# Record set start

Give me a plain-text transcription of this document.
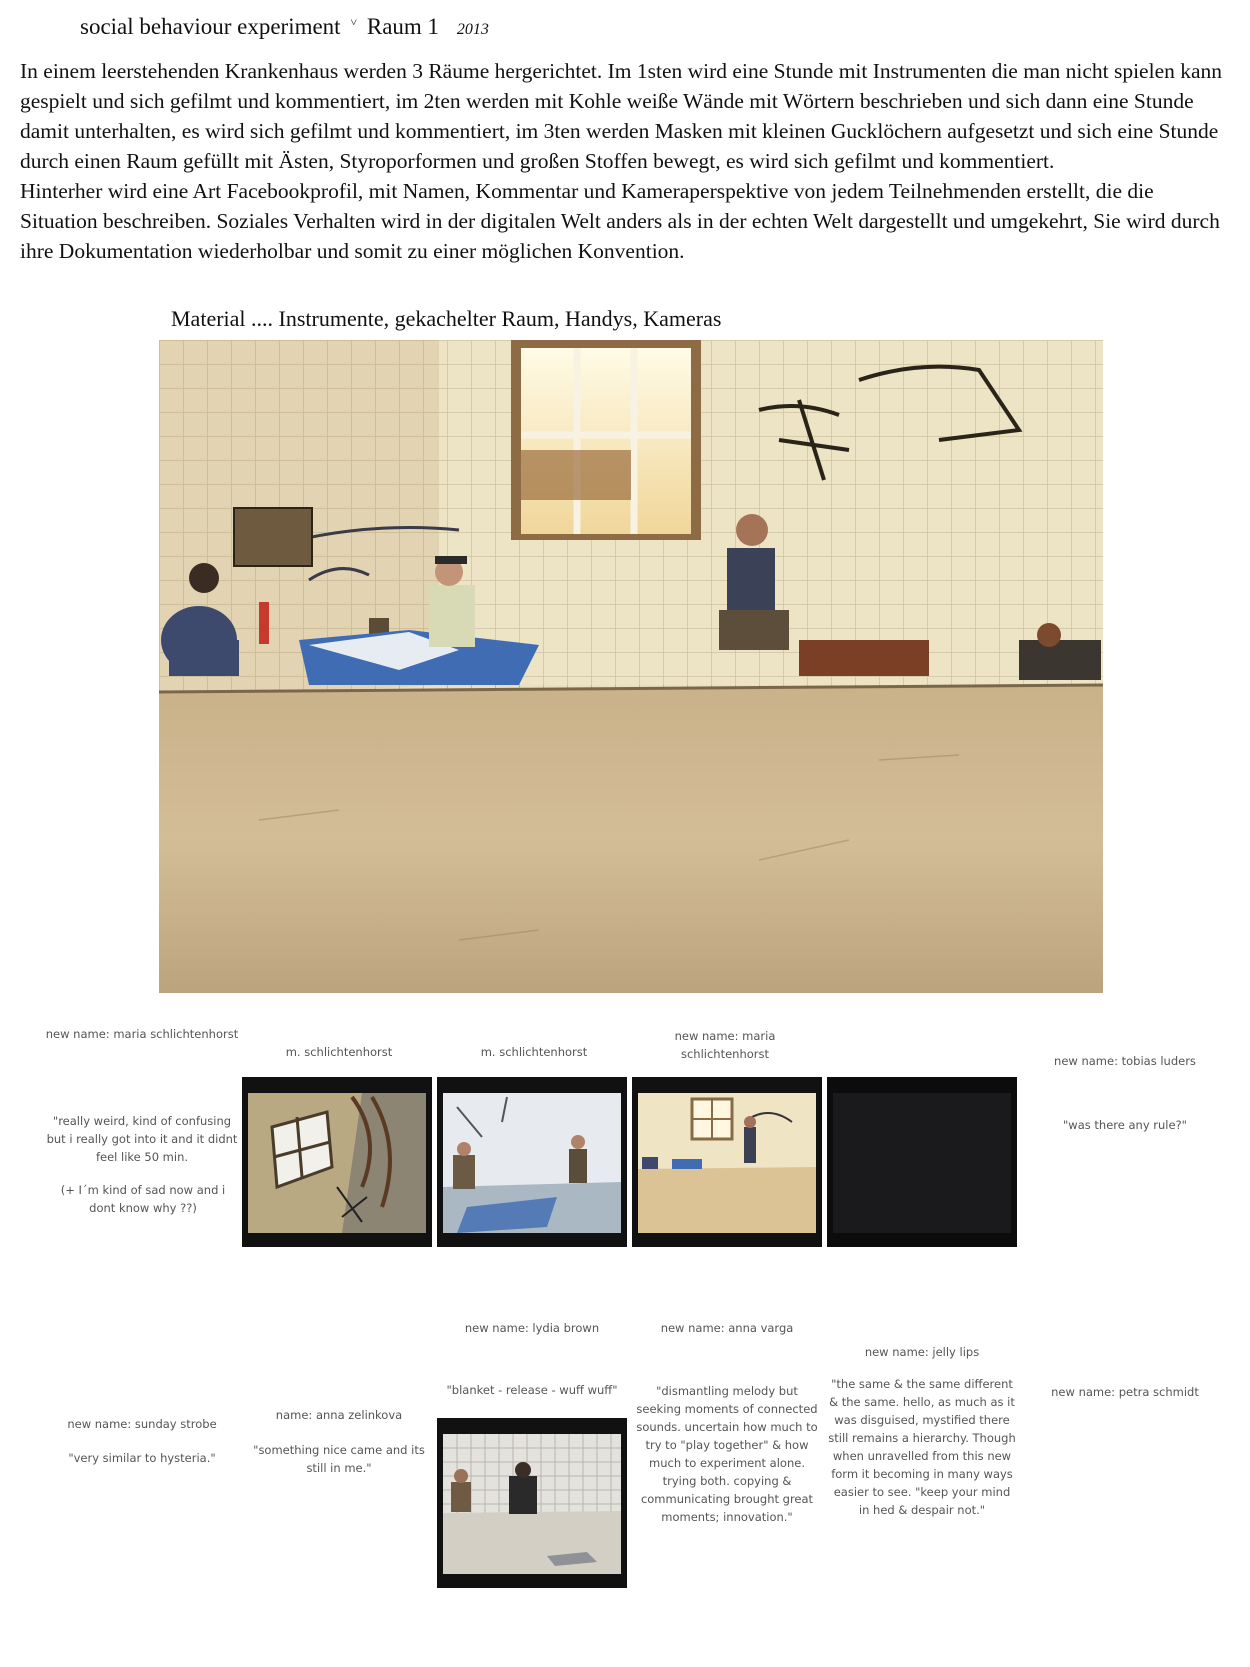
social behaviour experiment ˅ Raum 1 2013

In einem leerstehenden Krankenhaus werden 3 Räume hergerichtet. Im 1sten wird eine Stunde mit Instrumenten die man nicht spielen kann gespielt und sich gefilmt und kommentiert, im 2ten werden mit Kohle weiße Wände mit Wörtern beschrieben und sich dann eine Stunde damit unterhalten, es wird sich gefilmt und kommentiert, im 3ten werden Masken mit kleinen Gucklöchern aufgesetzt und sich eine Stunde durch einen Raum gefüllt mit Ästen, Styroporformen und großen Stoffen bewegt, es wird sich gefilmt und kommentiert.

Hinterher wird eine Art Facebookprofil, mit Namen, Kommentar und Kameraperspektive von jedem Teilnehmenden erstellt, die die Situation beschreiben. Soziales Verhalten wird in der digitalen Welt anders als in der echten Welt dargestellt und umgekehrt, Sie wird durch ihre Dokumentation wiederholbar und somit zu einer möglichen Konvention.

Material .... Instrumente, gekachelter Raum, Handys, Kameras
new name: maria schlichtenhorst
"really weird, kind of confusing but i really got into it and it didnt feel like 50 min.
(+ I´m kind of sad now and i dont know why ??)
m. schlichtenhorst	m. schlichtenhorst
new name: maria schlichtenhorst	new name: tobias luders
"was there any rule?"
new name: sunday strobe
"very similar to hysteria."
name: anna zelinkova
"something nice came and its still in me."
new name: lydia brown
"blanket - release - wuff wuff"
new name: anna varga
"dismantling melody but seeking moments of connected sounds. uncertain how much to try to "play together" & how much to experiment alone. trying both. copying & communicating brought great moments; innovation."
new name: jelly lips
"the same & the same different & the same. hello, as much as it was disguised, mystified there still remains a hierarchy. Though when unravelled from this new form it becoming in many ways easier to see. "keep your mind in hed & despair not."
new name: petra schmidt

# Record set end
# Record set start

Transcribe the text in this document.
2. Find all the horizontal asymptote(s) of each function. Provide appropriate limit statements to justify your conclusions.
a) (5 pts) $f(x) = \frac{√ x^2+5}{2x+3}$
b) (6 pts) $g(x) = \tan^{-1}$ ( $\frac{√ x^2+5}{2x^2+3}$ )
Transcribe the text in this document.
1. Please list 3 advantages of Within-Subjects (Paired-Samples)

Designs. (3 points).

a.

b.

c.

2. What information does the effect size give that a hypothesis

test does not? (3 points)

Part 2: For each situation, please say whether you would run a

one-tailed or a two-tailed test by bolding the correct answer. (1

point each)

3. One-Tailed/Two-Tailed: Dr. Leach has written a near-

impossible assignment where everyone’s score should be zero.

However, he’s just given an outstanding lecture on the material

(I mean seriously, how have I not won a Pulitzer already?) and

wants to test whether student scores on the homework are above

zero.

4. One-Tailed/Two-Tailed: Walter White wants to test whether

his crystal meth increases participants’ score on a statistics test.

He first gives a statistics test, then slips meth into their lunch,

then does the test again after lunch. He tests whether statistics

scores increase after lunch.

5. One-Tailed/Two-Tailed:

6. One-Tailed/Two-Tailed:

# Record set end
# Record set start

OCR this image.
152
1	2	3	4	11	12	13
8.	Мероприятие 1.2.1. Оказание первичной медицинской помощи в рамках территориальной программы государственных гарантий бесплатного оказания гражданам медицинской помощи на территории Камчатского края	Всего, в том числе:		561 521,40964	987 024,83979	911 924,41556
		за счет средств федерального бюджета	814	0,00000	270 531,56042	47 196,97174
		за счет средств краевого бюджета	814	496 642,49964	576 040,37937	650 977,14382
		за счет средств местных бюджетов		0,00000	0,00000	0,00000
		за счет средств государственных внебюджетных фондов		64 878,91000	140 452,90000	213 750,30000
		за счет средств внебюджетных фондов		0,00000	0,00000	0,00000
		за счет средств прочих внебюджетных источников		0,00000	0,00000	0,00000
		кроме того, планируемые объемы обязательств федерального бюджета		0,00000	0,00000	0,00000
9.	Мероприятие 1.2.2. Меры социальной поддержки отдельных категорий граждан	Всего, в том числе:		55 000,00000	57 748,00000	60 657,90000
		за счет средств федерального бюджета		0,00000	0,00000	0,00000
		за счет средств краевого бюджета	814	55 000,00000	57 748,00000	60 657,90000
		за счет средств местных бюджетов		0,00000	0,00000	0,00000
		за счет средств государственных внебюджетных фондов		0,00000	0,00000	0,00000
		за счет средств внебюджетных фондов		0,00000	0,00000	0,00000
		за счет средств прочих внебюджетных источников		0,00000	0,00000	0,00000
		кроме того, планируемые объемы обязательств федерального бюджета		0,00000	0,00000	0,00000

# Record set end

__Task to complete__
Search the entries for the string "фондов" and collect each line that has it.

__Reply__
		за счет средств государственных внебюджетных фондов		64 878,91000	140 452,90000	213 750,30000
		за счет средств внебюджетных фондов		0,00000	0,00000	0,00000
		за счет средств государственных внебюджетных фондов		0,00000	0,00000	0,00000
		за счет средств внебюджетных фондов		0,00000	0,00000	0,00000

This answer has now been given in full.